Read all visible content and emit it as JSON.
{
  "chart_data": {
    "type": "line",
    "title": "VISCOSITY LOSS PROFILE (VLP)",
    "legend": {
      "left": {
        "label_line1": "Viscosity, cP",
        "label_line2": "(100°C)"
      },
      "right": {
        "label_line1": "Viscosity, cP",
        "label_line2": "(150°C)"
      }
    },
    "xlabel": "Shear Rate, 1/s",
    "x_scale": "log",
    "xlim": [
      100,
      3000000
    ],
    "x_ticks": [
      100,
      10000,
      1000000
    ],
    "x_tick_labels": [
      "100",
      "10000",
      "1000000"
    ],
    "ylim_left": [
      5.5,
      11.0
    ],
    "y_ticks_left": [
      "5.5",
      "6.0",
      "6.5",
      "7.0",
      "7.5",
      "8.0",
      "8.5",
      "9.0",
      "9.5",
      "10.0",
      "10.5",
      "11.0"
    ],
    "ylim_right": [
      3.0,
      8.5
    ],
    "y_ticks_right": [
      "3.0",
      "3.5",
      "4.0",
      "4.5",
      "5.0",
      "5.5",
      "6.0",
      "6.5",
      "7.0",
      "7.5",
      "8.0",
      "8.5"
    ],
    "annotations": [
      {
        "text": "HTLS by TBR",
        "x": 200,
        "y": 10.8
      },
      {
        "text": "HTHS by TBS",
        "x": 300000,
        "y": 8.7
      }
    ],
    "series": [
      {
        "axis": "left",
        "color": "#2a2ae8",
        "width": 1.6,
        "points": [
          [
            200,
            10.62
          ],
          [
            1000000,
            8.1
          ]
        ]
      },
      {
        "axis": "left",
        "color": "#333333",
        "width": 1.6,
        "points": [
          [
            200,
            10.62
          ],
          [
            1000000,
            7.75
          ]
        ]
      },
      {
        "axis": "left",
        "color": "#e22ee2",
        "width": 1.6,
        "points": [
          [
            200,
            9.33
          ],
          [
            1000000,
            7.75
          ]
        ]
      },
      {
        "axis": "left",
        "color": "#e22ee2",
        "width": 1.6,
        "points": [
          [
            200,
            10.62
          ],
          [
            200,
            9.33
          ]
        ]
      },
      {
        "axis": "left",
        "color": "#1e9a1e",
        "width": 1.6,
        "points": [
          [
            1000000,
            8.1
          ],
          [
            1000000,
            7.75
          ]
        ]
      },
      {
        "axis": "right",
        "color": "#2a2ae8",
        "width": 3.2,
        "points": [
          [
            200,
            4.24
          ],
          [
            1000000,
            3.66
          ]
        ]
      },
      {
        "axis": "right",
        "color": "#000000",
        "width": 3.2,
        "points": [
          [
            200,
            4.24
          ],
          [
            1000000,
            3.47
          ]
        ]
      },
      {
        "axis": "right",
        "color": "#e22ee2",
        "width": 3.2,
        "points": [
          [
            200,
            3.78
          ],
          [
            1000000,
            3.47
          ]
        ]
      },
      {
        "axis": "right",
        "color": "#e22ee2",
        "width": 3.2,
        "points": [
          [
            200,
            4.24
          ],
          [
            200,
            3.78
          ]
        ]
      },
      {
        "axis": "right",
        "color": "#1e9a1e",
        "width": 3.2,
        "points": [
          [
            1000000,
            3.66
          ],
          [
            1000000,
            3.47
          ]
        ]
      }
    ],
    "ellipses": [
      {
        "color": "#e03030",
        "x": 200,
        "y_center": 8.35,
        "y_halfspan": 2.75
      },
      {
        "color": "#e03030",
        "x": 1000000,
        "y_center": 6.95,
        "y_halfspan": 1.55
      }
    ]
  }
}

## CHALLENGE
Write out the full set of records exactly as given.

## ANSWER TO THIS EXERCISE
Read all visible content and emit it as JSON.
{
  "chart_data": {
    "type": "line",
    "title": "VISCOSITY LOSS PROFILE (VLP)",
    "legend": {
      "left": {
        "label_line1": "Viscosity, cP",
        "label_line2": "(100°C)"
      },
      "right": {
        "label_line1": "Viscosity, cP",
        "label_line2": "(150°C)"
      }
    },
    "xlabel": "Shear Rate, 1/s",
    "x_scale": "log",
    "xlim": [
      100,
      3000000
    ],
    "x_ticks": [
      100,
      10000,
      1000000
    ],
    "x_tick_labels": [
      "100",
      "10000",
      "1000000"
    ],
    "ylim_left": [
      5.5,
      11.0
    ],
    "y_ticks_left": [
      "5.5",
      "6.0",
      "6.5",
      "7.0",
      "7.5",
      "8.0",
      "8.5",
      "9.0",
      "9.5",
      "10.0",
      "10.5",
      "11.0"
    ],
    "ylim_right": [
      3.0,
      8.5
    ],
    "y_ticks_right": [
      "3.0",
      "3.5",
      "4.0",
      "4.5",
      "5.0",
      "5.5",
      "6.0",
      "6.5",
      "7.0",
      "7.5",
      "8.0",
      "8.5"
    ],
    "annotations": [
      {
        "text": "HTLS by TBR",
        "x": 200,
        "y": 10.8
      },
      {
        "text": "HTHS by TBS",
        "x": 300000,
        "y": 8.7
      }
    ],
    "series": [
      {
        "axis": "left",
        "color": "#2a2ae8",
        "width": 1.6,
        "points": [
          [
            200,
            10.62
          ],
          [
            1000000,
            8.1
          ]
        ]
      },
      {
        "axis": "left",
        "color": "#333333",
        "width": 1.6,
        "points": [
          [
            200,
            10.62
          ],
          [
            1000000,
            7.75
          ]
        ]
      },
      {
        "axis": "left",
        "color": "#e22ee2",
        "width": 1.6,
        "points": [
          [
            200,
            9.33
          ],
          [
            1000000,
            7.75
          ]
        ]
      },
      {
        "axis": "left",
        "color": "#e22ee2",
        "width": 1.6,
        "points": [
          [
            200,
            10.62
          ],
          [
            200,
            9.33
          ]
        ]
      },
      {
        "axis": "left",
        "color": "#1e9a1e",
        "width": 1.6,
        "points": [
          [
            1000000,
            8.1
          ],
          [
            1000000,
            7.75
          ]
        ]
      },
      {
        "axis": "right",
        "color": "#2a2ae8",
        "width": 3.2,
        "points": [
          [
            200,
            4.24
          ],
          [
            1000000,
            3.66
          ]
        ]
      },
      {
        "axis": "right",
        "color": "#000000",
        "width": 3.2,
        "points": [
          [
            200,
            4.24
          ],
          [
            1000000,
            3.47
          ]
        ]
      },
      {
        "axis": "right",
        "color": "#e22ee2",
        "width": 3.2,
        "points": [
          [
            200,
            3.78
          ],
          [
            1000000,
            3.47
          ]
        ]
      },
      {
        "axis": "right",
        "color": "#e22ee2",
        "width": 3.2,
        "points": [
          [
            200,
            4.24
          ],
          [
            200,
            3.78
          ]
        ]
      },
      {
        "axis": "right",
        "color": "#1e9a1e",
        "width": 3.2,
        "points": [
          [
            1000000,
            3.66
          ],
          [
            1000000,
            3.47
          ]
        ]
      }
    ],
    "ellipses": [
      {
        "color": "#e03030",
        "x": 200,
        "y_center": 8.35,
        "y_halfspan": 2.75
      },
      {
        "color": "#e03030",
        "x": 1000000,
        "y_center": 6.95,
        "y_halfspan": 1.55
      }
    ]
  }
}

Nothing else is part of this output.